• [What this task involves] Check each line of the listing, and copy it if it contains the word "tiêu".

• [Data records]
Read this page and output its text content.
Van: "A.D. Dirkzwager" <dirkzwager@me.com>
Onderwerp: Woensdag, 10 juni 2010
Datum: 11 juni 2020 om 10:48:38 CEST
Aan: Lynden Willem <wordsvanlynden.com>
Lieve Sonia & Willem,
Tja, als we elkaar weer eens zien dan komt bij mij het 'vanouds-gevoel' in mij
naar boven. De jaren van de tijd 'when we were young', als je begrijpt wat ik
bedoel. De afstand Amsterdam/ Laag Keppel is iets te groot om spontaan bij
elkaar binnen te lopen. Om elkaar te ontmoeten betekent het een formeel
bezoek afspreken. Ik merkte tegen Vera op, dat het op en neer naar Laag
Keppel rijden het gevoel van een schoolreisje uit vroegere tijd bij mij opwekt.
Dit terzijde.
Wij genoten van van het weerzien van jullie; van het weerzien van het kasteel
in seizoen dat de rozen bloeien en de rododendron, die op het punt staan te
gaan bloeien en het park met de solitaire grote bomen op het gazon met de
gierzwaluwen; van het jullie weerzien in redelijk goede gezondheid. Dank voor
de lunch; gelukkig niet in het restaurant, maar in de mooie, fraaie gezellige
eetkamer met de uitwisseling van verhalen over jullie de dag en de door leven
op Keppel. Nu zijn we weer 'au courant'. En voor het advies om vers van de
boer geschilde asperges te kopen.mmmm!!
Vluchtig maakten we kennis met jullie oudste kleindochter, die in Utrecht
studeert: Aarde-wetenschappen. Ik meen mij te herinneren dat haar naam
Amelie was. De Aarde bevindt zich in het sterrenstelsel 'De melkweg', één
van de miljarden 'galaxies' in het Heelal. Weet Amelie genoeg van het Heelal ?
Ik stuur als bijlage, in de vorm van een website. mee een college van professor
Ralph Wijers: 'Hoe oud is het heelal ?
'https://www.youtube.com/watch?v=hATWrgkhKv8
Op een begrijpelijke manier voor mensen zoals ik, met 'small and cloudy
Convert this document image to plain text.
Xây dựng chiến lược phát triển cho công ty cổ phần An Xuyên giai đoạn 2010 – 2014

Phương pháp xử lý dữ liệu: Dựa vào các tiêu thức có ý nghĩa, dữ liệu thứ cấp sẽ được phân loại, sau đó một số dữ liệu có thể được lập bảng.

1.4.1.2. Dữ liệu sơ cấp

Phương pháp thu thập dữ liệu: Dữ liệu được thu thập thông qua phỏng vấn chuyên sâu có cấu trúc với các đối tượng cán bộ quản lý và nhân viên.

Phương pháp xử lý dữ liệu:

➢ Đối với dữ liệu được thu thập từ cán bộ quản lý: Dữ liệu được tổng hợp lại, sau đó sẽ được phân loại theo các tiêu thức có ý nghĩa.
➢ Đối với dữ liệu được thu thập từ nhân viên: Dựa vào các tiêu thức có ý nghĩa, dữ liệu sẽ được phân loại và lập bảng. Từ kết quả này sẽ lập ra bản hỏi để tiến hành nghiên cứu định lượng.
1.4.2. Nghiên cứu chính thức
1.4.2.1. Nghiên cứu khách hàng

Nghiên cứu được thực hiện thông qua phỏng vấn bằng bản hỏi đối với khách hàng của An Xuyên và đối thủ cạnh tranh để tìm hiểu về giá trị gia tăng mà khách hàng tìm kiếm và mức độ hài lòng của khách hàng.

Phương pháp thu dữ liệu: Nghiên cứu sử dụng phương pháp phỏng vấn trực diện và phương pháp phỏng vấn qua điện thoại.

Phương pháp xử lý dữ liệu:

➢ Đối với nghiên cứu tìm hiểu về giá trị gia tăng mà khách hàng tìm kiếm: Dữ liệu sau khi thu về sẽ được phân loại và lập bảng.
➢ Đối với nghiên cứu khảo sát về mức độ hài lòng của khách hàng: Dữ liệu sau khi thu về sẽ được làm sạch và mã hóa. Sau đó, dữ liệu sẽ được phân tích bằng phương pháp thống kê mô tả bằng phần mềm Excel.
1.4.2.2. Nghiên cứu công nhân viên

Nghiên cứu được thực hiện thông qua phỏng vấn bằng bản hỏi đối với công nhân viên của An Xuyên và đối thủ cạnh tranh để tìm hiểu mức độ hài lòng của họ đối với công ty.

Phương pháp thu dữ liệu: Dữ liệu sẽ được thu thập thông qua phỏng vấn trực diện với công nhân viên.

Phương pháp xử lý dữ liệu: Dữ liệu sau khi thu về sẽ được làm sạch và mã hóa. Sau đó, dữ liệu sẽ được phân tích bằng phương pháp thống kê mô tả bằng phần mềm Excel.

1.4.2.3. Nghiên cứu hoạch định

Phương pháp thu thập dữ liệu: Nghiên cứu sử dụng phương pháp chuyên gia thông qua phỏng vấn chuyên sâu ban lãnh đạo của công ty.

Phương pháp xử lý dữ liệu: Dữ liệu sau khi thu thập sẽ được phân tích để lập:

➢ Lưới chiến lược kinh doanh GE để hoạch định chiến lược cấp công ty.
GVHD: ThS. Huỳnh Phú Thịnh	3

• [Answer to the exercise]
Phương pháp xử lý dữ liệu: Dựa vào các tiêu thức có ý nghĩa, dữ liệu thứ cấp sẽ được phân loại, sau đó một số dữ liệu có thể được lập bảng.
➢ Đối với dữ liệu được thu thập từ cán bộ quản lý: Dữ liệu được tổng hợp lại, sau đó sẽ được phân loại theo các tiêu thức có ý nghĩa.
➢ Đối với dữ liệu được thu thập từ nhân viên: Dựa vào các tiêu thức có ý nghĩa, dữ liệu sẽ được phân loại và lập bảng. Từ kết quả này sẽ lập ra bản hỏi để tiến hành nghiên cứu định lượng.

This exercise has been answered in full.